_EXTRACT TO READ:_
=-=-=-=-=

The Vidkun Quisling of Parramatta Road

spence IIBettina Arndt’s attempts to speak on campus have been subjected to what can only be described as a campaign of mounting harassment and, shamefully, official delay and obstruction. Her offence is daring to challenge the absurd narrative that universities are little Ugandas of rape and sexual attack. It’s nonsense, of course, as Bettina has been attempting to point out, but careers are being made of this and the howlers’ din disorients those who know of principle, but only in nodding acquaintance.

Sydney University has declared itself the latest institution to side with thugs by demanding the Liberal Club, which invited Bettina, pay to be protected from the black-clad scum and blue-haired harridans for whom a night of flinging abuse, missiles and cowards’ punches is fine entertainment.

See also: Shame and Sandstone

The threats and attacks are never mirrored by the campus right, so leftoids can gather without fear or additional expense. Vice-Chancellor Michael Spence’s (above) decision to burden the blameless would seem to signal a strange wish that his stewardship be remembered as time when principle, free speech and the right to debate in safety were sacrificed to appease a small but noisy mob. Perhaps he is cowed by face piercings and the rattle of human cutlery drawers.

=-=-=-=-=

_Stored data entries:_
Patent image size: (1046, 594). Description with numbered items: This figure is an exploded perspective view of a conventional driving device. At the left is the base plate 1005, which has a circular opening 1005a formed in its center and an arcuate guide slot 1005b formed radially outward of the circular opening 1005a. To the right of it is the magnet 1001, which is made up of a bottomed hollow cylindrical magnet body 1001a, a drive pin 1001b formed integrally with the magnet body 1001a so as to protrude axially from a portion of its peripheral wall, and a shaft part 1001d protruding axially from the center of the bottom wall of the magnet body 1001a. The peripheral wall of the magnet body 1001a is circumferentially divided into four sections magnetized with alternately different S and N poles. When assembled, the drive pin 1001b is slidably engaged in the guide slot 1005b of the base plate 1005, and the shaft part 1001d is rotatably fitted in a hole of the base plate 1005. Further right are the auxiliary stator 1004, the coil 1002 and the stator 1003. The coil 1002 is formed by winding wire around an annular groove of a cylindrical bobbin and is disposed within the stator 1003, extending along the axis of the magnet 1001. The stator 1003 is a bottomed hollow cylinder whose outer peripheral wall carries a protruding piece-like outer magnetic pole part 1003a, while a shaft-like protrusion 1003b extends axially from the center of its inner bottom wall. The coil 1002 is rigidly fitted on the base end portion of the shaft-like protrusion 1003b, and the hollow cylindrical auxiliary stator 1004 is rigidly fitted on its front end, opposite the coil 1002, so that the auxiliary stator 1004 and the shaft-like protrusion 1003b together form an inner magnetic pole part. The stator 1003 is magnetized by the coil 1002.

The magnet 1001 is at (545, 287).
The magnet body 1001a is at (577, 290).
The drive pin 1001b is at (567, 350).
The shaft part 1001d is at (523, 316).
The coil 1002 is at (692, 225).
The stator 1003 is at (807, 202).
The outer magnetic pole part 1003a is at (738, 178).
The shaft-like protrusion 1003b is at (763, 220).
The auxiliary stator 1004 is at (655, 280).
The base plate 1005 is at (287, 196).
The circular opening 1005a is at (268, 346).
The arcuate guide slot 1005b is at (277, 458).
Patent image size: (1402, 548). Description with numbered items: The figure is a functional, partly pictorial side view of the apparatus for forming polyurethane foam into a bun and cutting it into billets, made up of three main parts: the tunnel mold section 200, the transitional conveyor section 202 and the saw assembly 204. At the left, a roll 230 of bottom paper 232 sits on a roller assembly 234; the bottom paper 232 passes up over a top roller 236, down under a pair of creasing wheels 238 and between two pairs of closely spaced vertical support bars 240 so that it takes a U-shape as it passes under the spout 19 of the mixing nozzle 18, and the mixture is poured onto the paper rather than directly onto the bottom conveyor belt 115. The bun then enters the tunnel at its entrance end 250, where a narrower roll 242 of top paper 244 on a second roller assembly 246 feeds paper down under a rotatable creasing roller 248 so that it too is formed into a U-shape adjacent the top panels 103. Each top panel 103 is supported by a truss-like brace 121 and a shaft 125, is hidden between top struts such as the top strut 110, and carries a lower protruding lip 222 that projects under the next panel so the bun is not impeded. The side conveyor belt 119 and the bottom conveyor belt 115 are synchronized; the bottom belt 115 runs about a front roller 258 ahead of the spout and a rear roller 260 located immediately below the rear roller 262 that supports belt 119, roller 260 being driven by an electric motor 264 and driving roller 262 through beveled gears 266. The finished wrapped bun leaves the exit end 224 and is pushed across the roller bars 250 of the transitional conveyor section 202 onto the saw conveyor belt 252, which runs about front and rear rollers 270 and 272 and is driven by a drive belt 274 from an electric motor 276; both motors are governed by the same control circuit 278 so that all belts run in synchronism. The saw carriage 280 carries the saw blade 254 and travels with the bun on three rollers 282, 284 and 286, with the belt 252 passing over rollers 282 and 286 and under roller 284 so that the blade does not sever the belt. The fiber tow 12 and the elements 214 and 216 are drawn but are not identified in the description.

=-=-=-=-=

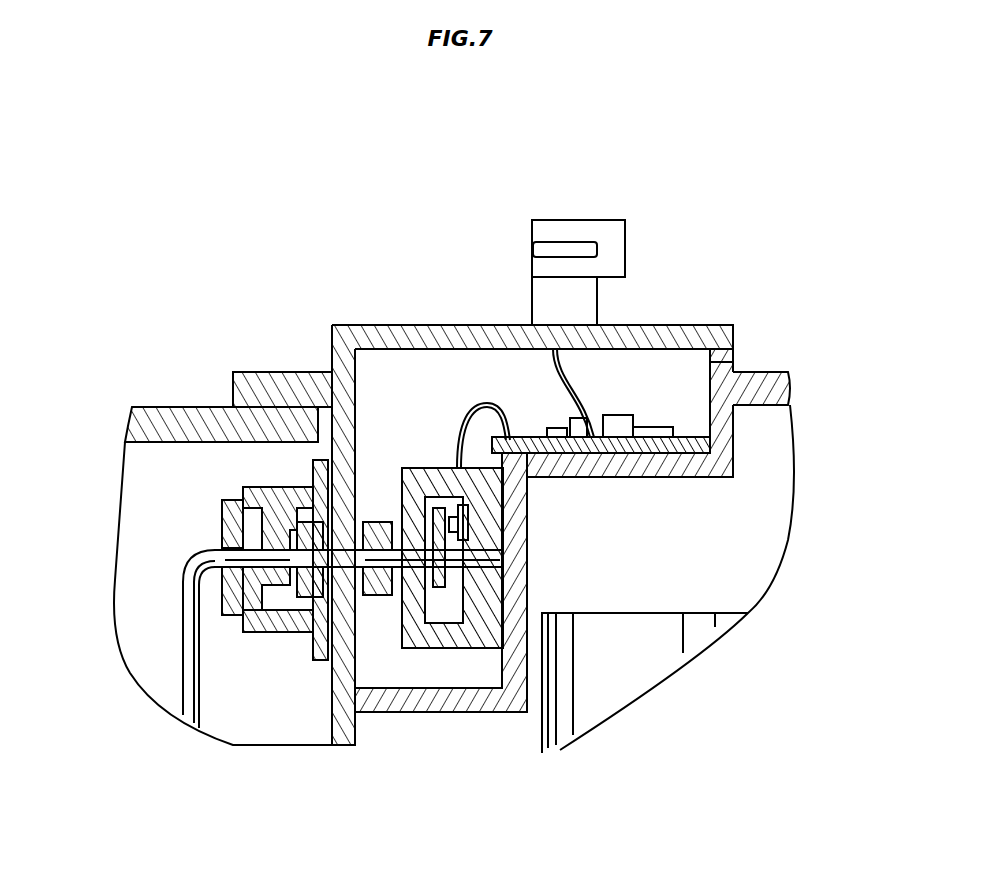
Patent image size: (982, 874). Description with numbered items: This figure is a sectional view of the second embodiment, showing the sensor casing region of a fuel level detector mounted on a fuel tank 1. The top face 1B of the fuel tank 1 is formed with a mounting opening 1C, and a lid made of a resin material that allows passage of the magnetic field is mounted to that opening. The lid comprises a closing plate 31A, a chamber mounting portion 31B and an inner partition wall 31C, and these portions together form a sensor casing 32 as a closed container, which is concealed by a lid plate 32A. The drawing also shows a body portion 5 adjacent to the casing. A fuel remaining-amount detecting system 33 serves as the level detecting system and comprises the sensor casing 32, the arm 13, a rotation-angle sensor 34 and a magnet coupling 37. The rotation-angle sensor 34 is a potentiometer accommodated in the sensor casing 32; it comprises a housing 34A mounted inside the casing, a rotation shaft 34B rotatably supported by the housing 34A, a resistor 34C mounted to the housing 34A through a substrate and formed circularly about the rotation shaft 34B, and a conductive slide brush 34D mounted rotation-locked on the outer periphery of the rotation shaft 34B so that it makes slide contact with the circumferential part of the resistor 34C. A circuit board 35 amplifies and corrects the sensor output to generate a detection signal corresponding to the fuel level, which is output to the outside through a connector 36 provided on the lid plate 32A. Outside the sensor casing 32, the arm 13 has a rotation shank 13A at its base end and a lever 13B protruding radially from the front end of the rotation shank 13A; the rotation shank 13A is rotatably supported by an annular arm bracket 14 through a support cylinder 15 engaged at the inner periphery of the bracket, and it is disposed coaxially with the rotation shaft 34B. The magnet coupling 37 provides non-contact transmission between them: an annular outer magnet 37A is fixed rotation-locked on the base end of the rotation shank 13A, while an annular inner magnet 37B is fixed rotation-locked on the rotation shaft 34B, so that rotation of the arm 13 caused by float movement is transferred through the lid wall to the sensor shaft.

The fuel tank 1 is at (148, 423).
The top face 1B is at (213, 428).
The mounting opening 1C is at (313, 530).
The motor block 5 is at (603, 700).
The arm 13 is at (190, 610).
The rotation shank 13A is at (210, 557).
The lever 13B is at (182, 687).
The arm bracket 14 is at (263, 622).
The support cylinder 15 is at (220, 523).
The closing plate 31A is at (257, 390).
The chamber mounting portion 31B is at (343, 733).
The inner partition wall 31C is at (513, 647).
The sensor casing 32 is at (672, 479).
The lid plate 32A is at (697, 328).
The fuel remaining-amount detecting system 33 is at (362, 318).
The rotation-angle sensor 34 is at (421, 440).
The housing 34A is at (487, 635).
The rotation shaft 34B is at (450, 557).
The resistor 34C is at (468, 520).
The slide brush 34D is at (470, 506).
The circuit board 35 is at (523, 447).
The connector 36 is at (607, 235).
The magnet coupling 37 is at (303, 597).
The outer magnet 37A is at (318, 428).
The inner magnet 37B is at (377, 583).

=-=-=-=-=

_WHAT THE TASK REQUIRES:_
Copy out the opinion piece on campus speech starting at "Sydney University has" and ending at "human cutlery drawers.", swapping "mob" for "crowd".

_FULL ANSWER:_
Sydney University has declared itself the latest institution to side with thugs by demanding the Liberal Club, which invited Bettina, pay to be protected from the black-clad scum and blue-haired harridans for whom a night of flinging abuse, missiles and cowards’ punches is fine entertainment.

See also: Shame and Sandstone

The threats and attacks are never mirrored by the campus right, so leftoids can gather without fear or additional expense. Vice-Chancellor Michael Spence’s (above) decision to burden the blameless would seem to signal a strange wish that his stewardship be remembered as time when principle, free speech and the right to debate in safety were sacrificed to appease a small but noisy crowd. Perhaps he is cowed by face piercings and the rattle of human cutlery drawers.